* EXERCISE REQUIREMENTS *
Extract each line from the entries below that has the string "Efter" in it.

* DATA PROVIDED *
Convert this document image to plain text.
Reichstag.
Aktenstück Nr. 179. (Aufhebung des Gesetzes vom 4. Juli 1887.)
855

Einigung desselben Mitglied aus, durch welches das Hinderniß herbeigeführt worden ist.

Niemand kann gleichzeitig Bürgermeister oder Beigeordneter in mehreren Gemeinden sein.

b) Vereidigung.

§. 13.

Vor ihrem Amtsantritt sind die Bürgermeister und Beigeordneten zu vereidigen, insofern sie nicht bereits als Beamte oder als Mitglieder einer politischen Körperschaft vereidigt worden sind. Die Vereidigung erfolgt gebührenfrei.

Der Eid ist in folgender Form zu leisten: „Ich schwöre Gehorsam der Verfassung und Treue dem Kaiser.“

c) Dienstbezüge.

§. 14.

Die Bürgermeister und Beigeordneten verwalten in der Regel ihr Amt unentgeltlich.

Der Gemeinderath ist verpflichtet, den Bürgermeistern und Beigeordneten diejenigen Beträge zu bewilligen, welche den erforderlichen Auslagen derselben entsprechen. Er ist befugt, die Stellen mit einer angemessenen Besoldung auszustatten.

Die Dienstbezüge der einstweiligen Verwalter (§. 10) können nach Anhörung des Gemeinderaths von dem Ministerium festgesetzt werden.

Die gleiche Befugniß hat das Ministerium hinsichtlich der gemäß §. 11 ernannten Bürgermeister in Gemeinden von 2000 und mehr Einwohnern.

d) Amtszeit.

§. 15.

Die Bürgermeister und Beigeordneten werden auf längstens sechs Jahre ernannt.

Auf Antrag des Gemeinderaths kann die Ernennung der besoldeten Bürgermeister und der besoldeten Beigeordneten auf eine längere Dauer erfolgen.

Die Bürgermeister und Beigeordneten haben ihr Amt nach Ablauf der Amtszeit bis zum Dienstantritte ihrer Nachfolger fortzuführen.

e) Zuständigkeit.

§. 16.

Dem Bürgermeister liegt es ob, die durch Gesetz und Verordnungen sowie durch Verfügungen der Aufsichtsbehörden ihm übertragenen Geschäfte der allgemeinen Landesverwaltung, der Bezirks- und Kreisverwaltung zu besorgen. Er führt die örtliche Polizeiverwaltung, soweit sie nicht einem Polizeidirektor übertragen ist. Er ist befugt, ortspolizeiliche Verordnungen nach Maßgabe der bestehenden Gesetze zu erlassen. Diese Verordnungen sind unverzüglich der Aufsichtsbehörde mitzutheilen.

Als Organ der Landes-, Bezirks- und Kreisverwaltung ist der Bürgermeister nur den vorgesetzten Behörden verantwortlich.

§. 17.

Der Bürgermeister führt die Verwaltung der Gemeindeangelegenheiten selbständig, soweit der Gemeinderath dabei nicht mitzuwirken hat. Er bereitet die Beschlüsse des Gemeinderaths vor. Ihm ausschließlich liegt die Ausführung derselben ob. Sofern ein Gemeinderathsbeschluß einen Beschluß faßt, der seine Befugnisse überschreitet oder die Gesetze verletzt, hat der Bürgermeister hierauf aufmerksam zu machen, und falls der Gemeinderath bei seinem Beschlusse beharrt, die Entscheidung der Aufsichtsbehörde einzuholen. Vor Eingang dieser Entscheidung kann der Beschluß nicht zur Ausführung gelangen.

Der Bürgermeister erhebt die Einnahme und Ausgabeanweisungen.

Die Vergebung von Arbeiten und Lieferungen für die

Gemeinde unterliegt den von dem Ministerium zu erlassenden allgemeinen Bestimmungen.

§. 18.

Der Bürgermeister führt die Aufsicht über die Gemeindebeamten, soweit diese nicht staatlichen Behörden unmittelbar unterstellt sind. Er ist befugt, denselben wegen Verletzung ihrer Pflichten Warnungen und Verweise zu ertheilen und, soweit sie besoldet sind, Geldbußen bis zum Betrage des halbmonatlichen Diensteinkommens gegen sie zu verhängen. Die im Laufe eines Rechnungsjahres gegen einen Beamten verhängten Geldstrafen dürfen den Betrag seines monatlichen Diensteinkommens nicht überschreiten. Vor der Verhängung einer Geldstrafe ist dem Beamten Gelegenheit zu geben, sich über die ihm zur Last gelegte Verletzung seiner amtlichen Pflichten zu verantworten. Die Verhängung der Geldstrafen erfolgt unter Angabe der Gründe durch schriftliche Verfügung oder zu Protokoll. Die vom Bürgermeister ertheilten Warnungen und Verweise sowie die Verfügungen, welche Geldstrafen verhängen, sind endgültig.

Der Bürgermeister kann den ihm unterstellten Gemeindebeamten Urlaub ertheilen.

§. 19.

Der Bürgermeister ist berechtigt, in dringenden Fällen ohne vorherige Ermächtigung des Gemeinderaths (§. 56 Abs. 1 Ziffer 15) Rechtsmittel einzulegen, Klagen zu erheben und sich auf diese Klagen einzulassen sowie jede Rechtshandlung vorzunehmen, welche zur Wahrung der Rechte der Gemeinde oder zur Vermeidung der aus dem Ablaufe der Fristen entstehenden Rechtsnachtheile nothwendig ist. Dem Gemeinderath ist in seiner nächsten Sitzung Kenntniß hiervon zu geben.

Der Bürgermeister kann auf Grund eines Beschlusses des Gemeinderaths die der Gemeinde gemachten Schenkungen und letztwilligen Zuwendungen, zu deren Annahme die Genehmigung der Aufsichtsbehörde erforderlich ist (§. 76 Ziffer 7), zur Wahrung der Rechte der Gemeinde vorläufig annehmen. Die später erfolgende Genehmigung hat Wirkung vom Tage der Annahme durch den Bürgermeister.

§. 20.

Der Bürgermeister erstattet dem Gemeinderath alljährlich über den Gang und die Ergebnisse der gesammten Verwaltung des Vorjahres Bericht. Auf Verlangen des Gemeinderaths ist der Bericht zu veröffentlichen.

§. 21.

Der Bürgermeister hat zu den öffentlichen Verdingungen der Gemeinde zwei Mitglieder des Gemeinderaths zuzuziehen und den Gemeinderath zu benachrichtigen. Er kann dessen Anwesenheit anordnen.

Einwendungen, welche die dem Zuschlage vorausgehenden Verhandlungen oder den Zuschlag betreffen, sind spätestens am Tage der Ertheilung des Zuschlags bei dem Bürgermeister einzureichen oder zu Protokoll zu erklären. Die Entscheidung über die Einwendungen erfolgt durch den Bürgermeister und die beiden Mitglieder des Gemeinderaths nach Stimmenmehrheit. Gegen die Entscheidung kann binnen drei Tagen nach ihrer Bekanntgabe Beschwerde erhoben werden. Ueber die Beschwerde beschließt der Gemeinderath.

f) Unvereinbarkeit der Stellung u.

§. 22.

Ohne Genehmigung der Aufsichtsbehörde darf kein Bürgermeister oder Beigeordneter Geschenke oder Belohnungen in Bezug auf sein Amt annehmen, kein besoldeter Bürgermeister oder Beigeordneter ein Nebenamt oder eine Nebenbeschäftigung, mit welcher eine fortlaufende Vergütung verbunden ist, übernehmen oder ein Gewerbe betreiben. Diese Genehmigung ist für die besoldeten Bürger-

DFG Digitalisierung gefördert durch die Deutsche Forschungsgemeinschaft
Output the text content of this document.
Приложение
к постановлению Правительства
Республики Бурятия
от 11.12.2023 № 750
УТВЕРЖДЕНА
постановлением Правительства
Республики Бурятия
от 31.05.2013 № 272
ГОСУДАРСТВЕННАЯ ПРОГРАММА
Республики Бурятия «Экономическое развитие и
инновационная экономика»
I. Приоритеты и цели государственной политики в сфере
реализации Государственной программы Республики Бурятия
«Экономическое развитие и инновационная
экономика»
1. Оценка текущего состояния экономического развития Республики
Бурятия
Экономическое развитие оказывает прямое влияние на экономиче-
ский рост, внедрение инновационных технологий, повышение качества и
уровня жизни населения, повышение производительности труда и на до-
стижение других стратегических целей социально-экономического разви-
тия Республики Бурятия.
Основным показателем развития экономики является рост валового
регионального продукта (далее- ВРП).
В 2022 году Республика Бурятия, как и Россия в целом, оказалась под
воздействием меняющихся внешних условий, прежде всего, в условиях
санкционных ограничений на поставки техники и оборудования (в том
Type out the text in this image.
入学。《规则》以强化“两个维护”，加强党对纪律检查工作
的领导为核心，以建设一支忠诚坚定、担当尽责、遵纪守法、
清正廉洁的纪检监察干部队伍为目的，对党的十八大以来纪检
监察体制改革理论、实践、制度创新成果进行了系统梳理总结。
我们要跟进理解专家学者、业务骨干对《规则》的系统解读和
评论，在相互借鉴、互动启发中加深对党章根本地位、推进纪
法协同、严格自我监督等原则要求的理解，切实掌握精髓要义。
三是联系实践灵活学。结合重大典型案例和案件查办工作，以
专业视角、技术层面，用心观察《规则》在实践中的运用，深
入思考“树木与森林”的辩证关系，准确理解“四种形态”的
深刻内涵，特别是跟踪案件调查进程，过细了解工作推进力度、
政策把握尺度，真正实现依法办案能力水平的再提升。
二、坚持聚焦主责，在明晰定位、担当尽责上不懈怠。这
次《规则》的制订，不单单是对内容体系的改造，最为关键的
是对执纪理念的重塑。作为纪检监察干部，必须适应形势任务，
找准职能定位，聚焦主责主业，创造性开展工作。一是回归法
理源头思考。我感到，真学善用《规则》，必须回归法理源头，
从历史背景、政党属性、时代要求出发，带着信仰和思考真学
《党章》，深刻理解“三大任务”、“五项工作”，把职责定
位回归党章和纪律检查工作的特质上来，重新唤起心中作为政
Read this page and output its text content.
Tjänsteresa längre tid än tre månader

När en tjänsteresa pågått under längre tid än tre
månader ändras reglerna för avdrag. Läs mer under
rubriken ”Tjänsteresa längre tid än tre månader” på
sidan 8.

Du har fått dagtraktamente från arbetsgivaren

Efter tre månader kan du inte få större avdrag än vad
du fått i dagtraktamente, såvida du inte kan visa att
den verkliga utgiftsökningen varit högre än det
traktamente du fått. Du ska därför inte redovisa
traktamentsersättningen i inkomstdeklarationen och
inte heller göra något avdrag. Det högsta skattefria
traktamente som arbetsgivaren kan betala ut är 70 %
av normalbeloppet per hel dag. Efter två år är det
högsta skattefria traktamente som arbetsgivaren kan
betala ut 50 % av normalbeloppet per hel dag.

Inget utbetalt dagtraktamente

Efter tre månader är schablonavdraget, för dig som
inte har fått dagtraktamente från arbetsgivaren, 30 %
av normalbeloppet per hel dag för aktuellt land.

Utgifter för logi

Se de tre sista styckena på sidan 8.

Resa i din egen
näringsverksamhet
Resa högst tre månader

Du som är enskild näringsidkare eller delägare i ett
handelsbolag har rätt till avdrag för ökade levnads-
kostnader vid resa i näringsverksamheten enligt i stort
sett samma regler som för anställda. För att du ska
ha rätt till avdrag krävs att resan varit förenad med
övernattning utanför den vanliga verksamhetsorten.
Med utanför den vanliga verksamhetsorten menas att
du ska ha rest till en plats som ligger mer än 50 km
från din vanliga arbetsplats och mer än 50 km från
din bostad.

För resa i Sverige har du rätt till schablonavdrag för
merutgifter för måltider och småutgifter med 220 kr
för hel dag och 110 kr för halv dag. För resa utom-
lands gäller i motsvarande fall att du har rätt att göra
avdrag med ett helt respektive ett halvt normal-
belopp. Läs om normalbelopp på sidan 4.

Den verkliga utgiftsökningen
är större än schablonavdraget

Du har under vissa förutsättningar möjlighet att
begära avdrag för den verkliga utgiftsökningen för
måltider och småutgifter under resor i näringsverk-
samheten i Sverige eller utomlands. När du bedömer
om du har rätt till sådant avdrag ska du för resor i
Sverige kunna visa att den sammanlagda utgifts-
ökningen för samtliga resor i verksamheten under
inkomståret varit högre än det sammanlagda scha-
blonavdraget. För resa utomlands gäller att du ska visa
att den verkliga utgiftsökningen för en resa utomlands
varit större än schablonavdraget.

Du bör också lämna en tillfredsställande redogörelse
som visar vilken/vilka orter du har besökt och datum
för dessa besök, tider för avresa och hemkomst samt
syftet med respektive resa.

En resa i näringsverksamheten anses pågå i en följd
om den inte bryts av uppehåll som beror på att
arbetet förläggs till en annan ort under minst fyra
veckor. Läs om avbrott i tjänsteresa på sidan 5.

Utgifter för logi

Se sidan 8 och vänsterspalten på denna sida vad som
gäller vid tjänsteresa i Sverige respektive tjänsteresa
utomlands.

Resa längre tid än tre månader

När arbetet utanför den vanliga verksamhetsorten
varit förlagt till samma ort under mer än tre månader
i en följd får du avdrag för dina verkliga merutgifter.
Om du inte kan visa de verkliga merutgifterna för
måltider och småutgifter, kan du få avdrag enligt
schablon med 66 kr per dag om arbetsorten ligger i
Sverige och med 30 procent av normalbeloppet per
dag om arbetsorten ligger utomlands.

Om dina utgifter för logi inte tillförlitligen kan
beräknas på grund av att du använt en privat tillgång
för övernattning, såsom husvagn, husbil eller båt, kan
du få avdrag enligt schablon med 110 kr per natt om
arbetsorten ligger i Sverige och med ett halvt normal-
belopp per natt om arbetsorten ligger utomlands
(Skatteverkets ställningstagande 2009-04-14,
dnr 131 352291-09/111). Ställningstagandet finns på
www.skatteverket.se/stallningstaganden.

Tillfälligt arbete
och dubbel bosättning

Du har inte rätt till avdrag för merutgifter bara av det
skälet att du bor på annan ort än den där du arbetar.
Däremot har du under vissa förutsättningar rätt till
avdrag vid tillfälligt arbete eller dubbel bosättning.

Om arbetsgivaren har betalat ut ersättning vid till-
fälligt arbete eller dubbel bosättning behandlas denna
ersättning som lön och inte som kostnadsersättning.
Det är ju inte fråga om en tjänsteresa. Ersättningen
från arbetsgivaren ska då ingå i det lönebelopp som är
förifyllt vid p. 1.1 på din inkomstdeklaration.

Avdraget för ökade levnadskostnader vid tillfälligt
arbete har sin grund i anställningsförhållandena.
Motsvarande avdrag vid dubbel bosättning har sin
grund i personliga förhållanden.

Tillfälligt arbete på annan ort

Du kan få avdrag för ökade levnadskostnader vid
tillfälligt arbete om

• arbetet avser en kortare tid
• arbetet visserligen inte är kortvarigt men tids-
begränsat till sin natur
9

* FULL OUTPUT *
Efter tre månader kan du inte få större avdrag än vad
av normalbeloppet per hel dag. Efter två år är det
Efter tre månader är schablonavdraget, för dig som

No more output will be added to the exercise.